* _Work instructions_:
With the pictures left out, return exactly the lines from the one containing "Convert this screenshot" through the end of the listing below.

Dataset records
* * * * * * * * *
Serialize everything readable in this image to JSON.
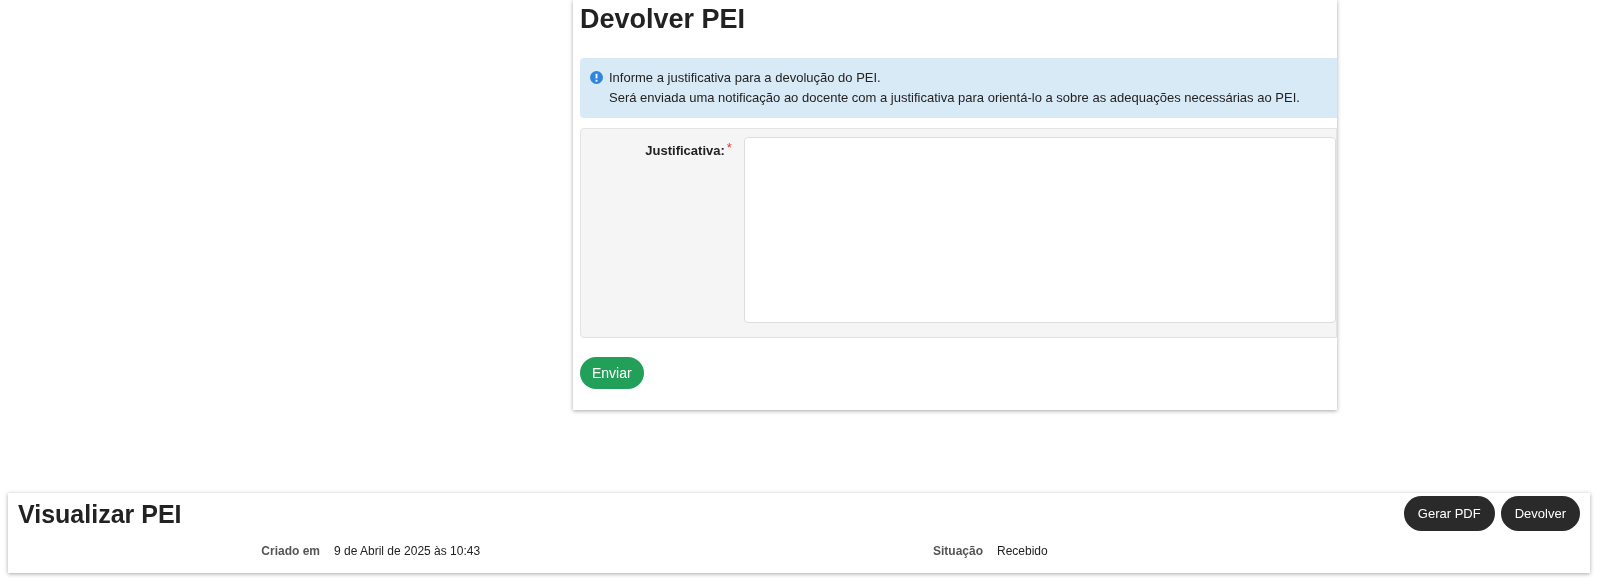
{
  "dialog": {
    "title": "Devolver PEI",
    "alert": {
      "lines": [
        "Informe a justificativa para a devolução do PEI.",
        "Será enviada uma notificação ao docente com a justificativa para orientá-lo a sobre as adequações necessárias ao PEI."
      ]
    },
    "field": {
      "label": "Justificativa:",
      "required": true,
      "required_mark": "*"
    },
    "submit": "Enviar"
  },
  "page": {
    "title": "Visualizar PEI",
    "buttons": [
      "Gerar PDF",
      "Devolver"
    ],
    "details": [
      {
        "label": "Criado em",
        "value": "9 de Abril de 2025 às 10:43"
      },
      {
        "label": "Situação",
        "value": "Recebido"
      }
    ]
  }
}
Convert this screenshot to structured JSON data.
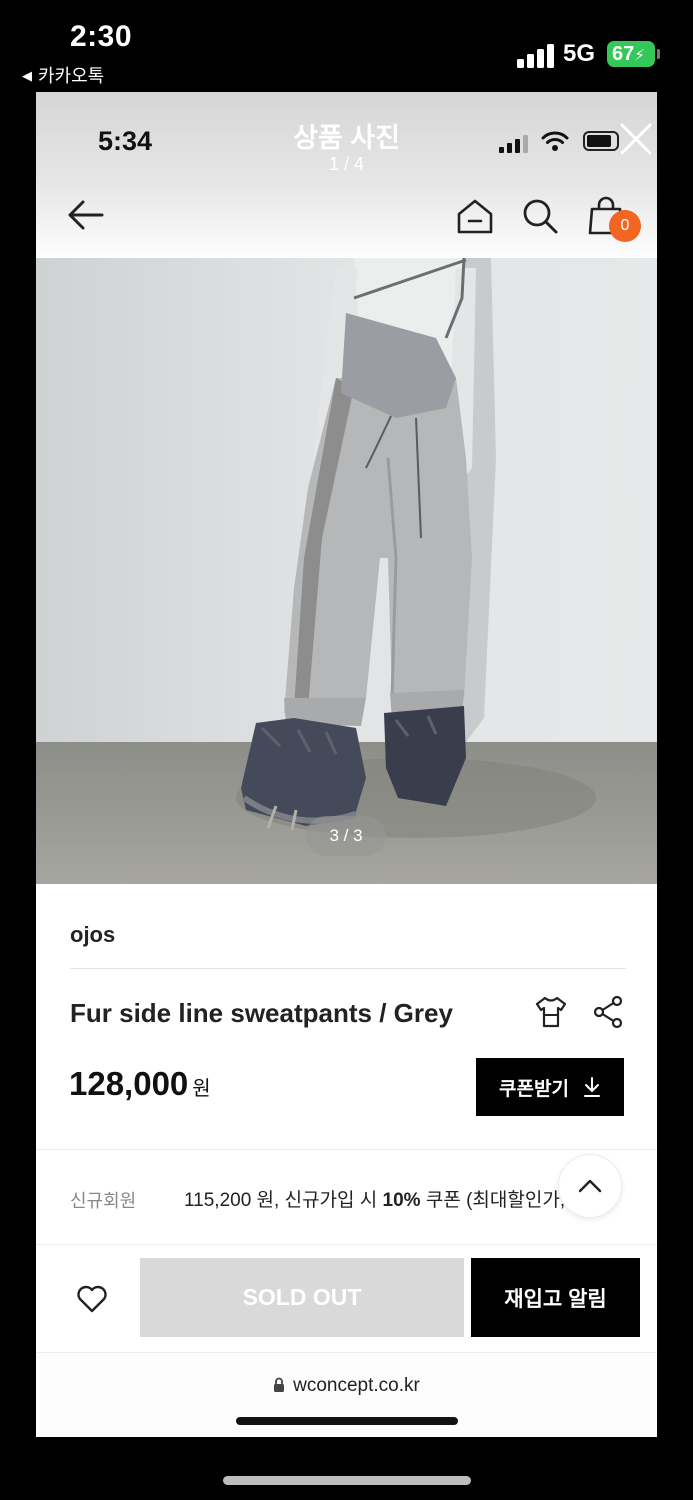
{
  "outer_status": {
    "time": "2:30",
    "back_app": "카카오톡",
    "network": "5G",
    "battery": "67"
  },
  "inner_status": {
    "time": "5:34"
  },
  "viewer": {
    "title": "상품 사진",
    "counter": "1 / 4"
  },
  "nav": {
    "cart_count": "0",
    "badge_color": "#f26522"
  },
  "photo": {
    "counter": "3 / 3"
  },
  "product": {
    "brand": "ojos",
    "name": "Fur side line sweatpants / Grey",
    "price": "128,000",
    "currency": "원",
    "coupon_label": "쿠폰받기"
  },
  "member": {
    "label": "신규회원",
    "price_text": "115,200 원, 신규가입 시 ",
    "discount": "10%",
    "coupon_text": " 쿠폰 (최대할인가,"
  },
  "actions": {
    "soldout_label": "SOLD OUT",
    "restock_label": "재입고 알림"
  },
  "browser": {
    "url": "wconcept.co.kr"
  }
}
* * * * * * * * *
* _Response for this exercise_:
Convert this screenshot to structured JSON data.
{
  "outer_status": {
    "time": "2:30",
    "back_app": "카카오톡",
    "network": "5G",
    "battery": "67"
  },
  "inner_status": {
    "time": "5:34"
  },
  "viewer": {
    "title": "상품 사진",
    "counter": "1 / 4"
  },
  "nav": {
    "cart_count": "0",
    "badge_color": "#f26522"
  },
  "photo": {
    "counter": "3 / 3"
  },
  "product": {
    "brand": "ojos",
    "name": "Fur side line sweatpants / Grey",
    "price": "128,000",
    "currency": "원",
    "coupon_label": "쿠폰받기"
  },
  "member": {
    "label": "신규회원",
    "price_text": "115,200 원, 신규가입 시 ",
    "discount": "10%",
    "coupon_text": " 쿠폰 (최대할인가,"
  },
  "actions": {
    "soldout_label": "SOLD OUT",
    "restock_label": "재입고 알림"
  },
  "browser": {
    "url": "wconcept.co.kr"
  }
}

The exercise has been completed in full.